To do ::
Please rewrite the lines of every row below as a Markdown table with the columns No. and Line, giving each line its number and leaving out any blank lines.

Data supplied ::
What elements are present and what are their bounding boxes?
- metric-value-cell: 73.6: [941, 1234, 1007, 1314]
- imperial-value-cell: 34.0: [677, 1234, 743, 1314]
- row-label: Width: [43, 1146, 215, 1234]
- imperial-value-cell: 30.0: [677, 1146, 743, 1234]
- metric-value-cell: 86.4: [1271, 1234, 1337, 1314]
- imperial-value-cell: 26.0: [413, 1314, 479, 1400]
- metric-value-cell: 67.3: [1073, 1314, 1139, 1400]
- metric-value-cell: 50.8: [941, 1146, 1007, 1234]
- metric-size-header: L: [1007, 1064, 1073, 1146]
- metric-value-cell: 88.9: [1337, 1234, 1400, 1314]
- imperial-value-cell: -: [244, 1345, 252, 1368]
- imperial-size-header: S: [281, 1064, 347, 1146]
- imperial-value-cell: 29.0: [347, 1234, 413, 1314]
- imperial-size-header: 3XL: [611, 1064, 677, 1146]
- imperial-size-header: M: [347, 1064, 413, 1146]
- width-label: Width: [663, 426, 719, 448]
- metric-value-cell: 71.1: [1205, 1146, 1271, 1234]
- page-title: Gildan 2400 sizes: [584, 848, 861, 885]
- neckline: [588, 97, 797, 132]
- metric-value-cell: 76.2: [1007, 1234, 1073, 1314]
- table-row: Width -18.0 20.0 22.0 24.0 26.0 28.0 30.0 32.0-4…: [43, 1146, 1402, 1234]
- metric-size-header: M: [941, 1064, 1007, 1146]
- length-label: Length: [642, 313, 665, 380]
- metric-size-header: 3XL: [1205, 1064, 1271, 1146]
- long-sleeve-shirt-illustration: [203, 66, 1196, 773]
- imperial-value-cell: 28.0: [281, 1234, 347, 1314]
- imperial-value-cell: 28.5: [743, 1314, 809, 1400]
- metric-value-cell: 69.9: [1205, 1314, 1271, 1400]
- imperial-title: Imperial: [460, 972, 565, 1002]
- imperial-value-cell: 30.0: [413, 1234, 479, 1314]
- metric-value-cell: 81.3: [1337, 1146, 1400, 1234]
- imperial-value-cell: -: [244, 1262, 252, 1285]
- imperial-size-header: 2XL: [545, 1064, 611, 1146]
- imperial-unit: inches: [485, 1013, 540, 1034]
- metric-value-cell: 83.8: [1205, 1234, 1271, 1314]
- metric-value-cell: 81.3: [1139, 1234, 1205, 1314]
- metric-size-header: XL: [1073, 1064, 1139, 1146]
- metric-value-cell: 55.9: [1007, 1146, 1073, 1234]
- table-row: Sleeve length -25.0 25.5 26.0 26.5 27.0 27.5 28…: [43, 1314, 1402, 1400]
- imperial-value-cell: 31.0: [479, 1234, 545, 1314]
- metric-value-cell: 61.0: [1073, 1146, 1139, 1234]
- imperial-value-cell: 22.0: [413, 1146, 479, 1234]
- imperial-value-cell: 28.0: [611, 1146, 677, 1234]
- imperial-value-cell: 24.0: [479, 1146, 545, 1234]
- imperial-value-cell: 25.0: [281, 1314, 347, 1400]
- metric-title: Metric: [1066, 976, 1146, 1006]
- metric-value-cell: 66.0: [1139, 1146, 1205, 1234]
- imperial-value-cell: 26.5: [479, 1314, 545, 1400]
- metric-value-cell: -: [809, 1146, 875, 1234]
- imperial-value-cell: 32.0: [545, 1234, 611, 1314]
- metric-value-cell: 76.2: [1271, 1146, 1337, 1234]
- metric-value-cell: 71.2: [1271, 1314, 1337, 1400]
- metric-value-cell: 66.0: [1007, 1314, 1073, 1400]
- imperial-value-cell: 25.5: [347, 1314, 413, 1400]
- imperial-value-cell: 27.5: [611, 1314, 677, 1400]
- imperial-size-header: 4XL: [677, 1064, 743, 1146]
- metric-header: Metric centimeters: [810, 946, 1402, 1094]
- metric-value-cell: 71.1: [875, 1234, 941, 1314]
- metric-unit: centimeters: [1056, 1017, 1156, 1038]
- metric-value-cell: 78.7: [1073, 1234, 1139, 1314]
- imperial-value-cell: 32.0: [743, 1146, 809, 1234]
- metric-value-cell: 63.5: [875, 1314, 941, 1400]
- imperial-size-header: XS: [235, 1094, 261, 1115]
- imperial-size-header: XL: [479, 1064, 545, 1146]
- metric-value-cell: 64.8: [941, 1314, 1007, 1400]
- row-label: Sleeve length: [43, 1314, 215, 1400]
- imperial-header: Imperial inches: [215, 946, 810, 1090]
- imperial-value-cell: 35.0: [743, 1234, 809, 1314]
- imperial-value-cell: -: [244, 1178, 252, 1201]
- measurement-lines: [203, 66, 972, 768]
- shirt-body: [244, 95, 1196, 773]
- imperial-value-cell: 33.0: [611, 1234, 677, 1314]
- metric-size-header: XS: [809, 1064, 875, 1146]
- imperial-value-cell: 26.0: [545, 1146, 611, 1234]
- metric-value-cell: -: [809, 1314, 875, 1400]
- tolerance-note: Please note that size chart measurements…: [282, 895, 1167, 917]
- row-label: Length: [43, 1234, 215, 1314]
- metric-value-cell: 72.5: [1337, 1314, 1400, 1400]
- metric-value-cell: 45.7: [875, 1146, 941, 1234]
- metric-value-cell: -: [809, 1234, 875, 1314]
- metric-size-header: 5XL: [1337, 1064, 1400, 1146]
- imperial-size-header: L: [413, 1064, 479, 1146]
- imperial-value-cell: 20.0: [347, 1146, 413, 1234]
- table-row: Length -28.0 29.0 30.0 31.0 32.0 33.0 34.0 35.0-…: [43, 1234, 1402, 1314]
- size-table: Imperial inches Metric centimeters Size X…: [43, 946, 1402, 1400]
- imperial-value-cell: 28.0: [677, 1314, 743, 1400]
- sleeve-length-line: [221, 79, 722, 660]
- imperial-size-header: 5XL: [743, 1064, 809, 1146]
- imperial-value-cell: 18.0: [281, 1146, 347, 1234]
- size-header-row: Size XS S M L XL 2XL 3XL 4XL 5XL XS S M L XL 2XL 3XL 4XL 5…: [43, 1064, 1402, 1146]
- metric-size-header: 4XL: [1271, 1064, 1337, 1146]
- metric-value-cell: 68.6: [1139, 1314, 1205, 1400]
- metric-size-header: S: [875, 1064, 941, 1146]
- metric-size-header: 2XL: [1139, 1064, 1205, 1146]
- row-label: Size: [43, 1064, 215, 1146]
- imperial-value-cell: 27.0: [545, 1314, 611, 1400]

Full answer ::
| No. | Line |
|---|---|
| 1 | What elements are present and what are their bounding boxes? |
| 2 | - metric-value-cell: 73.6: [941, 1234, 1007, 1314] |
| 3 | - imperial-value-cell: 34.0: [677, 1234, 743, 1314] |
| 4 | - row-label: Width: [43, 1146, 215, 1234] |
| 5 | - imperial-value-cell: 30.0: [677, 1146, 743, 1234] |
| 6 | - metric-value-cell: 86.4: [1271, 1234, 1337, 1314] |
| 7 | - imperial-value-cell: 26.0: [413, 1314, 479, 1400] |
| 8 | - metric-value-cell: 67.3: [1073, 1314, 1139, 1400] |
| 9 | - metric-value-cell: 50.8: [941, 1146, 1007, 1234] |
| 10 | - metric-size-header: L: [1007, 1064, 1073, 1146] |
| 11 | - metric-value-cell: 88.9: [1337, 1234, 1400, 1314] |
| 12 | - imperial-value-cell: -: [244, 1345, 252, 1368] |
| 13 | - imperial-size-header: S: [281, 1064, 347, 1146] |
| 14 | - imperial-value-cell: 29.0: [347, 1234, 413, 1314] |
| 15 | - imperial-size-header: 3XL: [611, 1064, 677, 1146] |
| 16 | - imperial-size-header: M: [347, 1064, 413, 1146] |
| 17 | - width-label: Width: [663, 426, 719, 448] |
| 18 | - metric-value-cell: 71.1: [1205, 1146, 1271, 1234] |
| 19 | - page-title: Gildan 2400 sizes: [584, 848, 861, 885] |
| 20 | - neckline: [588, 97, 797, 132] |
| 21 | - metric-value-cell: 76.2: [1007, 1234, 1073, 1314] |
| 22 | - table-row: Width -18.0 20.0 22.0 24.0 26.0 28.0 30.0 32.0-4…: [43, 1146, 1402, 1234] |
| 23 | - metric-size-header: M: [941, 1064, 1007, 1146] |
| 24 | - length-label: Length: [642, 313, 665, 380] |
| 25 | - metric-size-header: 3XL: [1205, 1064, 1271, 1146] |
| 26 | - long-sleeve-shirt-illustration: [203, 66, 1196, 773] |
| 27 | - imperial-value-cell: 28.0: [281, 1234, 347, 1314] |
| 28 | - imperial-value-cell: 28.5: [743, 1314, 809, 1400] |
| 29 | - metric-value-cell: 69.9: [1205, 1314, 1271, 1400] |
| 30 | - imperial-title: Imperial: [460, 972, 565, 1002] |
| 31 | - imperial-value-cell: 30.0: [413, 1234, 479, 1314] |
| 32 | - metric-value-cell: 81.3: [1337, 1146, 1400, 1234] |
| 33 | - imperial-value-cell: -: [244, 1262, 252, 1285] |
| 34 | - imperial-size-header: 2XL: [545, 1064, 611, 1146] |
| 35 | - imperial-unit: inches: [485, 1013, 540, 1034] |
| 36 | - metric-value-cell: 83.8: [1205, 1234, 1271, 1314] |
| 37 | - metric-value-cell: 81.3: [1139, 1234, 1205, 1314] |
| 38 | - metric-size-header: XL: [1073, 1064, 1139, 1146] |
| 39 | - metric-value-cell: 55.9: [1007, 1146, 1073, 1234] |
| 40 | - table-row: Sleeve length -25.0 25.5 26.0 26.5 27.0 27.5 28…: [43, 1314, 1402, 1400] |
| 41 | - imperial-value-cell: 31.0: [479, 1234, 545, 1314] |
| 42 | - metric-value-cell: 61.0: [1073, 1146, 1139, 1234] |
| 43 | - imperial-value-cell: 22.0: [413, 1146, 479, 1234] |
| 44 | - imperial-value-cell: 28.0: [611, 1146, 677, 1234] |
| 45 | - imperial-value-cell: 24.0: [479, 1146, 545, 1234] |
| 46 | - imperial-value-cell: 25.0: [281, 1314, 347, 1400] |
| 47 | - metric-title: Metric: [1066, 976, 1146, 1006] |
| 48 | - metric-value-cell: 66.0: [1139, 1146, 1205, 1234] |
| 49 | - imperial-value-cell: 26.5: [479, 1314, 545, 1400] |
| 50 | - metric-value-cell: -: [809, 1146, 875, 1234] |
| 51 | - imperial-value-cell: 32.0: [545, 1234, 611, 1314] |
| 52 | - metric-value-cell: 76.2: [1271, 1146, 1337, 1234] |
| 53 | - metric-value-cell: 71.2: [1271, 1314, 1337, 1400] |
| 54 | - metric-value-cell: 66.0: [1007, 1314, 1073, 1400] |
| 55 | - imperial-value-cell: 25.5: [347, 1314, 413, 1400] |
| 56 | - imperial-value-cell: 27.5: [611, 1314, 677, 1400] |
| 57 | - imperial-size-header: 4XL: [677, 1064, 743, 1146] |
| 58 | - metric-header: Metric centimeters: [810, 946, 1402, 1094] |
| 59 | - metric-value-cell: 71.1: [875, 1234, 941, 1314] |
| 60 | - metric-unit: centimeters: [1056, 1017, 1156, 1038] |
| 61 | - metric-value-cell: 78.7: [1073, 1234, 1139, 1314] |
| 62 | - imperial-value-cell: 32.0: [743, 1146, 809, 1234] |
| 63 | - metric-value-cell: 63.5: [875, 1314, 941, 1400] |
| 64 | - imperial-size-header: XS: [235, 1094, 261, 1115] |
| 65 | - imperial-size-header: XL: [479, 1064, 545, 1146] |
| 66 | - metric-value-cell: 64.8: [941, 1314, 1007, 1400] |
| 67 | - row-label: Sleeve length: [43, 1314, 215, 1400] |
| 68 | - imperial-header: Imperial inches: [215, 946, 810, 1090] |
| 69 | - imperial-value-cell: 35.0: [743, 1234, 809, 1314] |
| 70 | - imperial-value-cell: -: [244, 1178, 252, 1201] |
| 71 | - measurement-lines: [203, 66, 972, 768] |
| 72 | - shirt-body: [244, 95, 1196, 773] |
| 73 | - imperial-value-cell: 33.0: [611, 1234, 677, 1314] |
| 74 | - metric-size-header: XS: [809, 1064, 875, 1146] |
| 75 | - imperial-value-cell: 26.0: [545, 1146, 611, 1234] |
| 76 | - metric-value-cell: -: [809, 1314, 875, 1400] |
| 77 | - tolerance-note: Please note that size chart measurements…: [282, 895, 1167, 917] |
| 78 | - row-label: Length: [43, 1234, 215, 1314] |
| 79 | - metric-value-cell: 72.5: [1337, 1314, 1400, 1400] |
| 80 | - metric-value-cell: 45.7: [875, 1146, 941, 1234] |
| 81 | - metric-value-cell: -: [809, 1234, 875, 1314] |
| 82 | - metric-size-header: 5XL: [1337, 1064, 1400, 1146] |
| 83 | - imperial-size-header: L: [413, 1064, 479, 1146] |
| 84 | - imperial-value-cell: 20.0: [347, 1146, 413, 1234] |
| 85 | - table-row: Length -28.0 29.0 30.0 31.0 32.0 33.0 34.0 35.0-…: [43, 1234, 1402, 1314] |
| 86 | - size-table: Imperial inches Metric centimeters Size X…: [43, 946, 1402, 1400] |
| 87 | - imperial-value-cell: 28.0: [677, 1314, 743, 1400] |
| 88 | - sleeve-length-line: [221, 79, 722, 660] |
| 89 | - imperial-size-header: 5XL: [743, 1064, 809, 1146] |
| 90 | - imperial-value-cell: 18.0: [281, 1146, 347, 1234] |
| 91 | - size-header-row: Size XS S M L XL 2XL 3XL 4XL 5XL XS S M L XL 2XL 3XL 4XL 5…: [43, 1064, 1402, 1146] |
| 92 | - metric-size-header: 4XL: [1271, 1064, 1337, 1146] |
| 93 | - metric-value-cell: 68.6: [1139, 1314, 1205, 1400] |
| 94 | - metric-size-header: S: [875, 1064, 941, 1146] |
| 95 | - metric-size-header: 2XL: [1139, 1064, 1205, 1146] |
| 96 | - row-label: Size: [43, 1064, 215, 1146] |
| 97 | - imperial-value-cell: 27.0: [545, 1314, 611, 1400] |